● WRITTEN REQUEST: Every line of the data that contains the string "their" must be copied.

● RECORDED INFORMATION:
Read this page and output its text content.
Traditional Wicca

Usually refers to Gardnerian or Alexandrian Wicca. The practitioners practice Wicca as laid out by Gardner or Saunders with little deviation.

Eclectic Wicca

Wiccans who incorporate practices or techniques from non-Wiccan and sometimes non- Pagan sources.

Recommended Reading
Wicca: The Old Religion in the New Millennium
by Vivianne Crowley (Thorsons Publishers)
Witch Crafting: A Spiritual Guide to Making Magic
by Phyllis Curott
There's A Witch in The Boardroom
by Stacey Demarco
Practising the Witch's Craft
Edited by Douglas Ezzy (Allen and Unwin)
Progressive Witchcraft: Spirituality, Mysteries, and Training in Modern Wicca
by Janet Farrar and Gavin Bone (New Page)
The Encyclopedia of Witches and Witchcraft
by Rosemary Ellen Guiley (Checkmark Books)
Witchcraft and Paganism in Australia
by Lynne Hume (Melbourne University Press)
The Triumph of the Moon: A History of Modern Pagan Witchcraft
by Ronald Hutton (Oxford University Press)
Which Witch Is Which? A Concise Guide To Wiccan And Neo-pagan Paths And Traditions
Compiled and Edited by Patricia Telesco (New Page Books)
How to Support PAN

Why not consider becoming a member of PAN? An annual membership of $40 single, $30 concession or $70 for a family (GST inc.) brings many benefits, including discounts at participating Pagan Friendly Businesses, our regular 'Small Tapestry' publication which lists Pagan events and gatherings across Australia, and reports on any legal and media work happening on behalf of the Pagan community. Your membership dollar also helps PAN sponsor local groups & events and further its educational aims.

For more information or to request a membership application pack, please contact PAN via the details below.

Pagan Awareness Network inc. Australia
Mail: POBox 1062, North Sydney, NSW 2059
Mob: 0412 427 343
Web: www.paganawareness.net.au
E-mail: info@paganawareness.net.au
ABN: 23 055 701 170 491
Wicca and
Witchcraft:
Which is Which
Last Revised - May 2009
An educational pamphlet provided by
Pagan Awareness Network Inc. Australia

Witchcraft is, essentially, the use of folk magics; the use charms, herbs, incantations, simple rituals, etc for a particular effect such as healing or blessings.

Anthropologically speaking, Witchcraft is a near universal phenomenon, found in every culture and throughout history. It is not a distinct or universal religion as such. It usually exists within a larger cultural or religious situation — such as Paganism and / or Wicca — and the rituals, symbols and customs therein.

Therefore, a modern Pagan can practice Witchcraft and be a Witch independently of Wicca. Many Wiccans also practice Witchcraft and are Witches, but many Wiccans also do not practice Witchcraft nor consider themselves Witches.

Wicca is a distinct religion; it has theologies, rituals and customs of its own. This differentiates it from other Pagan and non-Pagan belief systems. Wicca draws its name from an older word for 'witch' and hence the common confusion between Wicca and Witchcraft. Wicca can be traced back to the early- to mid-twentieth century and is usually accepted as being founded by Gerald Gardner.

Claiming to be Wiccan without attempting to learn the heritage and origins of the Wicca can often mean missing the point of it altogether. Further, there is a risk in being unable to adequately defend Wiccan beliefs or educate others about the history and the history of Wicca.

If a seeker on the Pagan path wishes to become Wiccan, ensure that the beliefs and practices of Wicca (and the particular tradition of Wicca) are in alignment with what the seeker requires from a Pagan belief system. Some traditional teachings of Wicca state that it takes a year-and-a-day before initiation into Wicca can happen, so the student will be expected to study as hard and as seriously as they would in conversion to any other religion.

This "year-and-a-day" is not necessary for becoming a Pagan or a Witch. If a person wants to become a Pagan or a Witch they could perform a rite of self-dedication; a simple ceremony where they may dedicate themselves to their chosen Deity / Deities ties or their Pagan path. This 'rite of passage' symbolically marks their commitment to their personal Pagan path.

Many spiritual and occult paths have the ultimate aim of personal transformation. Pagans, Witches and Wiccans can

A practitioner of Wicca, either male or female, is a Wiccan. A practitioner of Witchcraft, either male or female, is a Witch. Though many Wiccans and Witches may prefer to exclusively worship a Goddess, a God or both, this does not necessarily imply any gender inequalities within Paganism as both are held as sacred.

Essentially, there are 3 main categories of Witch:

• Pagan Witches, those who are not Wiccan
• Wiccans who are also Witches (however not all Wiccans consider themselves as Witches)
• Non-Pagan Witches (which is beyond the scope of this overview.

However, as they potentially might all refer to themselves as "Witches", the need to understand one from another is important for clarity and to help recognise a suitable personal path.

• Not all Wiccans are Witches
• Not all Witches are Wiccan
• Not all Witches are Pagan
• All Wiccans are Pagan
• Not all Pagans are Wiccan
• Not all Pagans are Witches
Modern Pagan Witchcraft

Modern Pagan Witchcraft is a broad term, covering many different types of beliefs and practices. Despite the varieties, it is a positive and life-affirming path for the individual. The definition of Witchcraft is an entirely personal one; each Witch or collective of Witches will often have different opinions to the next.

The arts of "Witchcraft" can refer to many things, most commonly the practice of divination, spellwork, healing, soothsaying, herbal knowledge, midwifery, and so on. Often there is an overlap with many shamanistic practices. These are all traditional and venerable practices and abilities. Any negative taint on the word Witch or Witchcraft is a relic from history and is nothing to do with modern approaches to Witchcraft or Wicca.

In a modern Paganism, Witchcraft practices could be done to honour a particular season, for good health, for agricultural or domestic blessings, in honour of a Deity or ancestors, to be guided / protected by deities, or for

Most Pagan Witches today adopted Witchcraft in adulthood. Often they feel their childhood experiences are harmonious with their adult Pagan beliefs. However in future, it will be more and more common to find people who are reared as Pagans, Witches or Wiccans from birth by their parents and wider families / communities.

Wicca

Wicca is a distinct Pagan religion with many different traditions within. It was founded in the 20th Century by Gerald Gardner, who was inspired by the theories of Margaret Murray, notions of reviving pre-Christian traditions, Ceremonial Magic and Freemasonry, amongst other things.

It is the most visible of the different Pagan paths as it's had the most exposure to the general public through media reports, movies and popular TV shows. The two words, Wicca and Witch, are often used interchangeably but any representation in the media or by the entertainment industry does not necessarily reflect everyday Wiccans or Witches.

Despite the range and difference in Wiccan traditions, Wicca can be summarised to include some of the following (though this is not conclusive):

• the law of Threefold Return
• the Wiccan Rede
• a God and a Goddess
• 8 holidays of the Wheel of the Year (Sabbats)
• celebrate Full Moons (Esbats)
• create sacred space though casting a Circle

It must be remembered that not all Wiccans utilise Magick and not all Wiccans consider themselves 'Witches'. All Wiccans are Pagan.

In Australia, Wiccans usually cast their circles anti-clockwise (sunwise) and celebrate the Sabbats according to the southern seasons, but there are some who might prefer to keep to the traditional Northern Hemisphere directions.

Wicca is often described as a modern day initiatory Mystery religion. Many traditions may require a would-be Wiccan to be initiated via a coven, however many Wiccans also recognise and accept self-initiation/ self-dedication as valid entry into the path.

● THE RESPONSE:
This "year-and-a-day" is not necessary for becoming a Pagan or a Witch. If a person wants to become a Pagan or a Witch they could perform a rite of self-dedication; a simple ceremony where they may dedicate themselves to their chosen Deity / Deities ties or their Pagan path. This 'rite of passage' symbolically marks their commitment to their personal Pagan path.
Most Pagan Witches today adopted Witchcraft in adulthood. Often they feel their childhood experiences are harmonious with their adult Pagan beliefs. However in future, it will be more and more common to find people who are reared as Pagans, Witches or Wiccans from birth by their parents and wider families / communities.
In Australia, Wiccans usually cast their circles anti-clockwise (sunwise) and celebrate the Sabbats according to the southern seasons, but there are some who might prefer to keep to the traditional Northern Hemisphere directions.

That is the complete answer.